ESERCIZIO ASSEGNATO 1:
Ricopia alla lettera le voci, dall'inizio fino alla riga che contiene "y-tick-label: 50.00 — [23, 349, 53, 363]", entrambe comprese.
━━━━━━━━━━━━━━━━
Luca De Rosis, lo scrittore che tanto ha dato a Rossano tramandandone memoria storica
Ecco la seconda parte del saggio storico scritto dal professor Carlino e dedicato a uno tra i personaggi più interessanti della storiografia rossanese
Nell’anno 1800 Luca sposò Isabella dei baroni Olivieri di Crotone (1785- 1828) con la quale procreò dieci figli (quattro maschi e sei femmine) Teresa, Claudio, Luigia, Giovanna, Girolamo, Giuseppina, Raffaella, Aurora, Domenico, Domiziano (1804-1856). Quest’ultimo, primogenito, sposò Gabriela dei baroni Berlingeri di Crotone (1818-1855) generando nove figli tra cui la Serva di Dio M. Isabella de Rosis (1842-1911), Fondatrice della Congregazione delle Suore Riparatrici del Sacro Cuore, della quale mi sono già occupato e Luca de Rosis juniore (1843-1926), benemerito Sindaco di Rossano per oltre un ventennio, del quale mi occuperò in appresso con altra descrizione biografica.
Luca seniore (che fu quindi nonno dei predetti) amministrò scrupolosamente le proprietà della famiglia migliorandole notevolmente ed incrementandole sia come numero ed estensione sia nella produzione.
━━━━━━━━━━━━━━━━
ESERCIZIO ASSEGNATO 2:
Nel brano su Luca De Rosis, chi sposò Luca nell'anno 1800?

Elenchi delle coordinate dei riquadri
━━━━━━━━━━━━━━━━
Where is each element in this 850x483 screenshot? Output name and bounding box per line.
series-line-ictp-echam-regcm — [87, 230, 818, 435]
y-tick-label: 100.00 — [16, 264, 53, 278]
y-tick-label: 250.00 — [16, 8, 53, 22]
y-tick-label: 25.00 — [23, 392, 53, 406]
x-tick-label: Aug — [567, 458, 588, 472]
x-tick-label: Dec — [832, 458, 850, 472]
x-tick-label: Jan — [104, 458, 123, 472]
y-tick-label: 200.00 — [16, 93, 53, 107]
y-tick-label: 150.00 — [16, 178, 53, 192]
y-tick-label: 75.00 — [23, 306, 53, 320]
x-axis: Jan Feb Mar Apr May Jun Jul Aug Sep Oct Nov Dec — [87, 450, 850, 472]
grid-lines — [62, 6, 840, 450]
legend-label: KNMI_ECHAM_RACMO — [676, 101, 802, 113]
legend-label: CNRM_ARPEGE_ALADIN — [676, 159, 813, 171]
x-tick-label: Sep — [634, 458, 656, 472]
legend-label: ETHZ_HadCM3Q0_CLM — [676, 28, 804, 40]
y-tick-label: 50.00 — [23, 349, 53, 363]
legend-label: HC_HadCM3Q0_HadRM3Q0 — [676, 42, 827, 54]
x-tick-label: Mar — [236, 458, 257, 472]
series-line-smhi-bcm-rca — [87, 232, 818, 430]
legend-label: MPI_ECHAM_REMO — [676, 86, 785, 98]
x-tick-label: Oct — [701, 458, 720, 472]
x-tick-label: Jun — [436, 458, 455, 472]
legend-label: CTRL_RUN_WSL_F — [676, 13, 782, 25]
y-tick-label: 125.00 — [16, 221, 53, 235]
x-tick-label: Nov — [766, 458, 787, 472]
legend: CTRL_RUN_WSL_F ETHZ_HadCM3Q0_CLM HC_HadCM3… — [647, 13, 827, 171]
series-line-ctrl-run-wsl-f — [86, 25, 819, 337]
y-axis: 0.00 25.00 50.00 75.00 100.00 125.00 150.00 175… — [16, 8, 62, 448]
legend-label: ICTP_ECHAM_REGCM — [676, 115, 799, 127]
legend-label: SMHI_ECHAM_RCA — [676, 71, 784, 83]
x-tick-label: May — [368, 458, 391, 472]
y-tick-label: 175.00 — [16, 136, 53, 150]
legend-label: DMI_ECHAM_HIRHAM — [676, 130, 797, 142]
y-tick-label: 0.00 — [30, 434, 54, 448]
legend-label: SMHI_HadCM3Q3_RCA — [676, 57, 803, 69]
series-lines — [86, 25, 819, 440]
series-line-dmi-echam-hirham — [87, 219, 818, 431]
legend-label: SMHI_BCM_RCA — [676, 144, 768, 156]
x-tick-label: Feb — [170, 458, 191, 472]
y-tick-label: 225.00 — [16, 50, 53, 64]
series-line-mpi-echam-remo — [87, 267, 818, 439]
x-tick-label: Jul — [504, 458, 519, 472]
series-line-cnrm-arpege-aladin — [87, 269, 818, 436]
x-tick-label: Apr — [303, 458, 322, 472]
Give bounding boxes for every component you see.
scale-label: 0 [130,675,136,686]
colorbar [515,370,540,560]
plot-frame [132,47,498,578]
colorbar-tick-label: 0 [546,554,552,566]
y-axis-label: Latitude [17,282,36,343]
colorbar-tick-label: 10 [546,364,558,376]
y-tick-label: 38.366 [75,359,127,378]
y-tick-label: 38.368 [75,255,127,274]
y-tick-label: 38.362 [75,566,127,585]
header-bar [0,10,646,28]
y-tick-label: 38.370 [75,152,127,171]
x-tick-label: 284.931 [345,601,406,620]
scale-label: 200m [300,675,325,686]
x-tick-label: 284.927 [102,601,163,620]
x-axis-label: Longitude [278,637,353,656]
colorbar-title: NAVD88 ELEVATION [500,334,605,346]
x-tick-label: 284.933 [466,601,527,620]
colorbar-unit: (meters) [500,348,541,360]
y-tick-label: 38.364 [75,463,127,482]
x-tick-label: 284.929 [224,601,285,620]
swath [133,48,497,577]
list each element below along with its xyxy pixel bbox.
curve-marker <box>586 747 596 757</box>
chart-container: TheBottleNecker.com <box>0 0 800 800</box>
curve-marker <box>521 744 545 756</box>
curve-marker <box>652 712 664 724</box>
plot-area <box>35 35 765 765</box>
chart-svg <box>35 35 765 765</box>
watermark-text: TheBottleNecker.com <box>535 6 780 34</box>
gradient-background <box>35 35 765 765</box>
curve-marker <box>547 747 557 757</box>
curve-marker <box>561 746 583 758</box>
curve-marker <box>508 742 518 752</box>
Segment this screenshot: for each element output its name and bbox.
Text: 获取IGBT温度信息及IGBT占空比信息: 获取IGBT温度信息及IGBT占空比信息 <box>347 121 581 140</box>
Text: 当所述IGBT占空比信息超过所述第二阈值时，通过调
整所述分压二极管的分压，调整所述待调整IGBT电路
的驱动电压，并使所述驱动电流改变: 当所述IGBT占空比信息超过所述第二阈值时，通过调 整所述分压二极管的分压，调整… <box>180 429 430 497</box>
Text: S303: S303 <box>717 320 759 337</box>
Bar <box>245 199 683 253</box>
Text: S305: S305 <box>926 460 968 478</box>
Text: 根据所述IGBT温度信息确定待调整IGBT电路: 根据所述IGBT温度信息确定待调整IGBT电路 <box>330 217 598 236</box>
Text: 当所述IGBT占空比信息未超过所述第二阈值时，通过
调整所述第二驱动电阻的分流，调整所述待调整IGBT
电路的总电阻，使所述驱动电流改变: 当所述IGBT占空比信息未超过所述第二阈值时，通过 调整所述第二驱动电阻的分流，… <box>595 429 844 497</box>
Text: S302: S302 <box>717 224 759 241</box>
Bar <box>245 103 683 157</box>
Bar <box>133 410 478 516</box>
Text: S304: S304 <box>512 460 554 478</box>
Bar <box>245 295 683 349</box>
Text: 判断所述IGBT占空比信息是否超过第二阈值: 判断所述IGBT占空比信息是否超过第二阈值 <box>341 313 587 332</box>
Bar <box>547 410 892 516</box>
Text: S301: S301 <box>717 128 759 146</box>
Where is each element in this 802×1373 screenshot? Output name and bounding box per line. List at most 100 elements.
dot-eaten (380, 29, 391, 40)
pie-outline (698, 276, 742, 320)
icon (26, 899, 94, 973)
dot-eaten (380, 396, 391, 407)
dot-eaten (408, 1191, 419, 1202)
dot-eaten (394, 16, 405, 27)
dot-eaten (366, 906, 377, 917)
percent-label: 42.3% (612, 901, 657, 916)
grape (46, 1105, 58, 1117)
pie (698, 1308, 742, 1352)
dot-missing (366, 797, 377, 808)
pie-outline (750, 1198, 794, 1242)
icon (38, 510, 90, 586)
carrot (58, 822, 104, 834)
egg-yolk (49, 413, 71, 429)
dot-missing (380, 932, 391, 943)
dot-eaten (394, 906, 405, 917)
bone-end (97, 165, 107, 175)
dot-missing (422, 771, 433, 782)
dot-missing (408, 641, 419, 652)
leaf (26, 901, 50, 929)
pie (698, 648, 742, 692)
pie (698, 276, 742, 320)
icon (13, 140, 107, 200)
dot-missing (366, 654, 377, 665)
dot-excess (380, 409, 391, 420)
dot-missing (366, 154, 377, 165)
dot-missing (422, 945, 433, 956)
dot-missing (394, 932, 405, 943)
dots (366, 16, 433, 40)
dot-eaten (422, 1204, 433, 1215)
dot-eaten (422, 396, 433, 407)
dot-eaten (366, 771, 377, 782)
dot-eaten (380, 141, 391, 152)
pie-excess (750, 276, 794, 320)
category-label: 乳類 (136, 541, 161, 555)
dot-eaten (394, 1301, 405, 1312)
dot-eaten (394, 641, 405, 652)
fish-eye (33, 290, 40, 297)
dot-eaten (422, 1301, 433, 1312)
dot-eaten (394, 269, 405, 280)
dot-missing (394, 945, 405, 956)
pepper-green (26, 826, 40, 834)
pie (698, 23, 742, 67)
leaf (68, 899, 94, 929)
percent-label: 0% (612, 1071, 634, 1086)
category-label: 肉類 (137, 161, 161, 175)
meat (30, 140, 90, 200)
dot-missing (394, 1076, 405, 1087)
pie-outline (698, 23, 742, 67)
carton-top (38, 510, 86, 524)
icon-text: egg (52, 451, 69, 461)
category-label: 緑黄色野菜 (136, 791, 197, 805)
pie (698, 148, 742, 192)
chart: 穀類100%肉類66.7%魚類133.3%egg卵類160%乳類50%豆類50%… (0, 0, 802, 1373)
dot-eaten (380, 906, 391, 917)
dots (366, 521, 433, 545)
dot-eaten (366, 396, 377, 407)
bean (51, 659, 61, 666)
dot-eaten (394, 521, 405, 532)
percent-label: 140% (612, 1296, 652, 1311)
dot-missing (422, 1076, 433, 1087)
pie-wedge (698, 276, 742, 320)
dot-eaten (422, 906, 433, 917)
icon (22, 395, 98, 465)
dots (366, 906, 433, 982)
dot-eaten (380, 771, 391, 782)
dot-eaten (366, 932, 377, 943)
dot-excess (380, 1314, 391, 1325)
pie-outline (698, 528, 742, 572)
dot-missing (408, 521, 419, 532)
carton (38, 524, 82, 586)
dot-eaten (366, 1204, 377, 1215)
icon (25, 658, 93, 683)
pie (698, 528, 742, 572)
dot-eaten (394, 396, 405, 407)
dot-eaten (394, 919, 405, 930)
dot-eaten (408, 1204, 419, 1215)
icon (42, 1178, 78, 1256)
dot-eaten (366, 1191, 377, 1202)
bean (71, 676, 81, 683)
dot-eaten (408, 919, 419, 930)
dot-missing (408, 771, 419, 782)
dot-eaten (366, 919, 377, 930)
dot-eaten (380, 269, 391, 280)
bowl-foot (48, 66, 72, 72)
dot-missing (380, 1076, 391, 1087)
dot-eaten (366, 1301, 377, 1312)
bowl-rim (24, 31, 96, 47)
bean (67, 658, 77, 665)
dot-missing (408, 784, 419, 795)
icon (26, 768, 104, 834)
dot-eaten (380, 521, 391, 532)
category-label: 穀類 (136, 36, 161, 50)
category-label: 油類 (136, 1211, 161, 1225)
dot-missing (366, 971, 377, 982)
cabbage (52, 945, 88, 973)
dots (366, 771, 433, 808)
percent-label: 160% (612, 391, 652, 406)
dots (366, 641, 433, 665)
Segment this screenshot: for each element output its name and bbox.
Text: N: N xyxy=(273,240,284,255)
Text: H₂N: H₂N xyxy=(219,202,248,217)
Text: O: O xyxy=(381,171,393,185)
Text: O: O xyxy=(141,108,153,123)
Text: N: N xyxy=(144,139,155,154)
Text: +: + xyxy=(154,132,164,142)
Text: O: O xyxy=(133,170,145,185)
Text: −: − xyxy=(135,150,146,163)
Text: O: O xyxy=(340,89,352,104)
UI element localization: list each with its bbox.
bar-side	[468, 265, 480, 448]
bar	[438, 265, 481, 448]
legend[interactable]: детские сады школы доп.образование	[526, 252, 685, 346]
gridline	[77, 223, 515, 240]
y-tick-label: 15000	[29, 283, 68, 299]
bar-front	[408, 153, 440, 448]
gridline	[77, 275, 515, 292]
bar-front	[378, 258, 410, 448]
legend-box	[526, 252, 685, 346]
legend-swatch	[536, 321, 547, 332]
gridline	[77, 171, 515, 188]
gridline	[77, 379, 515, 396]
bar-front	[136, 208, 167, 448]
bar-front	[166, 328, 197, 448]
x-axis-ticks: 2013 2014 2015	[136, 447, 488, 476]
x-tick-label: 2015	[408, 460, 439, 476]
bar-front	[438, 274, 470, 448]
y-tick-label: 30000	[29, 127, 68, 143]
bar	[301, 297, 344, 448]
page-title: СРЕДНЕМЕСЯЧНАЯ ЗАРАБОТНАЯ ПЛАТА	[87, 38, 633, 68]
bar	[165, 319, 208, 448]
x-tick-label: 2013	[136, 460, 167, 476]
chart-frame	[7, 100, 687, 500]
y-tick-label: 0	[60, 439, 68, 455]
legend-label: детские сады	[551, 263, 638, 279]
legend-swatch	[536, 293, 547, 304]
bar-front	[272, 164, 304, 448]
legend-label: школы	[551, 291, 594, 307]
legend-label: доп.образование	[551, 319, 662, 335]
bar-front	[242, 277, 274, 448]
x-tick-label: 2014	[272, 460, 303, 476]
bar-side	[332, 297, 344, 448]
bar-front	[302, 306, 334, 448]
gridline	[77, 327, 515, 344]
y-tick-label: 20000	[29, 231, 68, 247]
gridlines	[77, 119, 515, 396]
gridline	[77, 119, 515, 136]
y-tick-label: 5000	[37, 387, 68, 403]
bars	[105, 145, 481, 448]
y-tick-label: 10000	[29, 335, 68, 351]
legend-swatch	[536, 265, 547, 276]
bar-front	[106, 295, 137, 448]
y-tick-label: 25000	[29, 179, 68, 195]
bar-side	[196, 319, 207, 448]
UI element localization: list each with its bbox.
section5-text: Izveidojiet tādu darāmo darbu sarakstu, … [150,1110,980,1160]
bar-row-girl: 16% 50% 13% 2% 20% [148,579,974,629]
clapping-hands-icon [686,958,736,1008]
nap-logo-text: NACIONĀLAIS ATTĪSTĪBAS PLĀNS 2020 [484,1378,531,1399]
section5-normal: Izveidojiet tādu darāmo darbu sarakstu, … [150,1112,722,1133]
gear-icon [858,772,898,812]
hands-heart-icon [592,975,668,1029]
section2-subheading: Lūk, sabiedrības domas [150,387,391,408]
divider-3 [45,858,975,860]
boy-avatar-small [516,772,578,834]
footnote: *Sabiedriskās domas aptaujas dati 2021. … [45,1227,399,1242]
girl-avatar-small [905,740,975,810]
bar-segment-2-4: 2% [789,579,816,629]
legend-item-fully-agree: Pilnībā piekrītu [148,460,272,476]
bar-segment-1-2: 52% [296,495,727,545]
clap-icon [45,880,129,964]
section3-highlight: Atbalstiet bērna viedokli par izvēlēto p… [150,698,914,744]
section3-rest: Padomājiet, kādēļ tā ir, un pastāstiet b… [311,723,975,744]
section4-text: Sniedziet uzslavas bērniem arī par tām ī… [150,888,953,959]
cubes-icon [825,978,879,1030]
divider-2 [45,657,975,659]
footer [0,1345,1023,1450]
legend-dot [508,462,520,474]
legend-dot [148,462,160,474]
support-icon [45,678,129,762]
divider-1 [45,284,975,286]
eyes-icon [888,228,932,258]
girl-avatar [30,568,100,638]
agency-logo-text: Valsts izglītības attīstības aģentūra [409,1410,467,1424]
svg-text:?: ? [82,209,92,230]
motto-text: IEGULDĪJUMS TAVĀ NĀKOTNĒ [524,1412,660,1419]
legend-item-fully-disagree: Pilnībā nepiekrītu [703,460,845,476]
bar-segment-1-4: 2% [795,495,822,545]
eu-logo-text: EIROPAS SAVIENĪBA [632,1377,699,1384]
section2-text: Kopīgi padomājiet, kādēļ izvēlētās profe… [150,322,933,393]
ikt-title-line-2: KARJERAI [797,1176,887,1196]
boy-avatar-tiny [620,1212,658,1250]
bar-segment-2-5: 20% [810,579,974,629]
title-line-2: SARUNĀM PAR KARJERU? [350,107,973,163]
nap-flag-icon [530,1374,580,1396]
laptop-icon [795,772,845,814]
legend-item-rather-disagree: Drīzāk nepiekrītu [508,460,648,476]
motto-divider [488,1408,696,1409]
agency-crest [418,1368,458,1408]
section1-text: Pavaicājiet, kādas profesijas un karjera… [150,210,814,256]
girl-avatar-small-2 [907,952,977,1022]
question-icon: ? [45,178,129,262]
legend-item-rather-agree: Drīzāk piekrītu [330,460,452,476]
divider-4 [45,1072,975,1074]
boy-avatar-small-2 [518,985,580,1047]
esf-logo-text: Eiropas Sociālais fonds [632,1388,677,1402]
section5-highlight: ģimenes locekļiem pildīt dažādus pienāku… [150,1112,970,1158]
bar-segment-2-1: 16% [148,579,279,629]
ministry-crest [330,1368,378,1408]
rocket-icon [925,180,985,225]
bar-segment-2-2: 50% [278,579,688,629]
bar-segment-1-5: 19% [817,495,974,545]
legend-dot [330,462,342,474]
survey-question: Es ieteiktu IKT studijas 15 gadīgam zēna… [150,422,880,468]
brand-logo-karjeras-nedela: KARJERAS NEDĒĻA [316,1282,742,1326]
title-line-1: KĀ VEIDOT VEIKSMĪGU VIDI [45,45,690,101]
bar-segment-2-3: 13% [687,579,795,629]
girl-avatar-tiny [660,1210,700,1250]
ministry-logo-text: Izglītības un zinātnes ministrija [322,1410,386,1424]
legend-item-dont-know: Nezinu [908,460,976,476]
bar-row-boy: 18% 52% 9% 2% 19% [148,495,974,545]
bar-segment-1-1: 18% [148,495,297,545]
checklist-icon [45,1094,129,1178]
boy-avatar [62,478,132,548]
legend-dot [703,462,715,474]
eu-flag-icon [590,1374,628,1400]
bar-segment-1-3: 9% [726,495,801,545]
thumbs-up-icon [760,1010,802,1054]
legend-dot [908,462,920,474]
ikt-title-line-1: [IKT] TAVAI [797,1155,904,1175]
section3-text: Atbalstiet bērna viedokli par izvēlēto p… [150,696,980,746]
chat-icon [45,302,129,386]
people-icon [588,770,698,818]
━━━━━━━━━━━━━━━━
RISPOSTA 1:
Where is each element in this 850x483 screenshot? Output name and bounding box per line.
series-line-ictp-echam-regcm — [87, 230, 818, 435]
y-tick-label: 100.00 — [16, 264, 53, 278]
y-tick-label: 250.00 — [16, 8, 53, 22]
y-tick-label: 25.00 — [23, 392, 53, 406]
x-tick-label: Aug — [567, 458, 588, 472]
x-tick-label: Dec — [832, 458, 850, 472]
x-tick-label: Jan — [104, 458, 123, 472]
y-tick-label: 200.00 — [16, 93, 53, 107]
y-tick-label: 150.00 — [16, 178, 53, 192]
y-tick-label: 75.00 — [23, 306, 53, 320]
x-axis: Jan Feb Mar Apr May Jun Jul Aug Sep Oct Nov Dec — [87, 450, 850, 472]
grid-lines — [62, 6, 840, 450]
legend-label: KNMI_ECHAM_RACMO — [676, 101, 802, 113]
legend-label: CNRM_ARPEGE_ALADIN — [676, 159, 813, 171]
x-tick-label: Sep — [634, 458, 656, 472]
legend-label: ETHZ_HadCM3Q0_CLM — [676, 28, 804, 40]
y-tick-label: 50.00 — [23, 349, 53, 363]

RISPOSTA 2:
Isabella dei baroni Olivieri di Crotone.